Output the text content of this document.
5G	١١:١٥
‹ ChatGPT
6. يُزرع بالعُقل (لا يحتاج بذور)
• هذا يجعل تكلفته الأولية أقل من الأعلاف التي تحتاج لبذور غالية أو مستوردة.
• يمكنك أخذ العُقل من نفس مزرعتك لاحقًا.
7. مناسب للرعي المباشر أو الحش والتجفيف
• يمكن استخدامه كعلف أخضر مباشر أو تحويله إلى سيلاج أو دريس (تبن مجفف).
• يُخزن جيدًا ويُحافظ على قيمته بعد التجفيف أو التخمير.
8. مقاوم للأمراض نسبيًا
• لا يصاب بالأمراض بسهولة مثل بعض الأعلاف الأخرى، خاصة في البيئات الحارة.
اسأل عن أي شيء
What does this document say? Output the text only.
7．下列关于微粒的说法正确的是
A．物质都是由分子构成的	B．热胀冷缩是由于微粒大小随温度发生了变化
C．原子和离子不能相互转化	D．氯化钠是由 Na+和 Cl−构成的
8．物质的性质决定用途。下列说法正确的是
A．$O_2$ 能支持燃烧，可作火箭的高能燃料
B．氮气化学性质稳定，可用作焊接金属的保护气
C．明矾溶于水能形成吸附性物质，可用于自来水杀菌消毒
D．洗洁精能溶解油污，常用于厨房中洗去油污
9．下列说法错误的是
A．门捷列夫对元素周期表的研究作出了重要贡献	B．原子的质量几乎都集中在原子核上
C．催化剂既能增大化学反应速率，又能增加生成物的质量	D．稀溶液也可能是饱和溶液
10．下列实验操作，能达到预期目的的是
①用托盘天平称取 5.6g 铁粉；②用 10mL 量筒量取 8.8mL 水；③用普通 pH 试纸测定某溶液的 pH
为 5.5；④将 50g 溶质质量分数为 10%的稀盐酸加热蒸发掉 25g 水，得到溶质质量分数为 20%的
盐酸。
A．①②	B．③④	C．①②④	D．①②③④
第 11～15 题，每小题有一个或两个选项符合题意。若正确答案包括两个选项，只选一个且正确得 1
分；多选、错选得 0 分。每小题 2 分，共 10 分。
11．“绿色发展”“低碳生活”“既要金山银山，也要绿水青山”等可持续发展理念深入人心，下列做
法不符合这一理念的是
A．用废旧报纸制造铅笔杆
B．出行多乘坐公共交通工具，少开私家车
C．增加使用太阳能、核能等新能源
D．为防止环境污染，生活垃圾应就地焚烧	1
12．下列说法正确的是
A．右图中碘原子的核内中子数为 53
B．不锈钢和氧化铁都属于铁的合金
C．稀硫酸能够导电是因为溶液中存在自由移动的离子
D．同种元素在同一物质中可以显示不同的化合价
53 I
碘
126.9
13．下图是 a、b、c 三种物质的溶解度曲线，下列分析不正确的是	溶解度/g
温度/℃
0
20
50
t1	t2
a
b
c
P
_ _ _ _ _
• **REQUIRED TASK**: Look through the lines above and collect those with the word "text".

• **RESULT FOR THIS TASK**:
Output the text content of this document.
What does this document say? Output the text only.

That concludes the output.